(Entries from a dataset)
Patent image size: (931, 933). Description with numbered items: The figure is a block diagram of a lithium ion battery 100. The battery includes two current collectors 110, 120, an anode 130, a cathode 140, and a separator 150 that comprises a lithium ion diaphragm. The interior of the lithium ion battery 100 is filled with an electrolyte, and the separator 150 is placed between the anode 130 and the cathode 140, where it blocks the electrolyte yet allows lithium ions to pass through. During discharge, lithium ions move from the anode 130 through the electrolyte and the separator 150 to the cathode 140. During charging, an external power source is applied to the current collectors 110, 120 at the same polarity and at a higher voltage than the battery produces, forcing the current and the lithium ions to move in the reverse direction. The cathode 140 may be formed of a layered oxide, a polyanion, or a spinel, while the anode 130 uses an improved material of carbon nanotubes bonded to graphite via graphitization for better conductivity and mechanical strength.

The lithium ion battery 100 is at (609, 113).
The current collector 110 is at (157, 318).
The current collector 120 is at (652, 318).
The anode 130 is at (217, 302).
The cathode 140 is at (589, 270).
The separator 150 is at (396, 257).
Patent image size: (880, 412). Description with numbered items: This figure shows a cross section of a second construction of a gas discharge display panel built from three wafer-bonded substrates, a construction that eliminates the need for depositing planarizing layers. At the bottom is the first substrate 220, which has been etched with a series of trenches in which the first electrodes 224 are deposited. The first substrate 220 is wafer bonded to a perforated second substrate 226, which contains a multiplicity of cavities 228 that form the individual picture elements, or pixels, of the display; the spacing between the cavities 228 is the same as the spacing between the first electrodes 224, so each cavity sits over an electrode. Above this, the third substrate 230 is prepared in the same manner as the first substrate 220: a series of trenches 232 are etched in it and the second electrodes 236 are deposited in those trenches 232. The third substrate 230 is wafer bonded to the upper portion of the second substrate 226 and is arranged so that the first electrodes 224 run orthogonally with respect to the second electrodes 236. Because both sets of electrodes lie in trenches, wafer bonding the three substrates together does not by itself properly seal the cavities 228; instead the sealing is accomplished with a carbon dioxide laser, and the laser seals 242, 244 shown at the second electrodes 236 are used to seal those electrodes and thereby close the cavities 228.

### [WHAT IS REQUIRED]
Please return, word for word, the lines from the start of the entries through the line containing "The separator 150 is at (396, 257).", with that line included.

### [EXERCISE RESULT]
Patent image size: (931, 933). Description with numbered items: The figure is a block diagram of a lithium ion battery 100. The battery includes two current collectors 110, 120, an anode 130, a cathode 140, and a separator 150 that comprises a lithium ion diaphragm. The interior of the lithium ion battery 100 is filled with an electrolyte, and the separator 150 is placed between the anode 130 and the cathode 140, where it blocks the electrolyte yet allows lithium ions to pass through. During discharge, lithium ions move from the anode 130 through the electrolyte and the separator 150 to the cathode 140. During charging, an external power source is applied to the current collectors 110, 120 at the same polarity and at a higher voltage than the battery produces, forcing the current and the lithium ions to move in the reverse direction. The cathode 140 may be formed of a layered oxide, a polyanion, or a spinel, while the anode 130 uses an improved material of carbon nanotubes bonded to graphite via graphitization for better conductivity and mechanical strength.

The lithium ion battery 100 is at (609, 113).
The current collector 110 is at (157, 318).
The current collector 120 is at (652, 318).
The anode 130 is at (217, 302).
The cathode 140 is at (589, 270).
The separator 150 is at (396, 257).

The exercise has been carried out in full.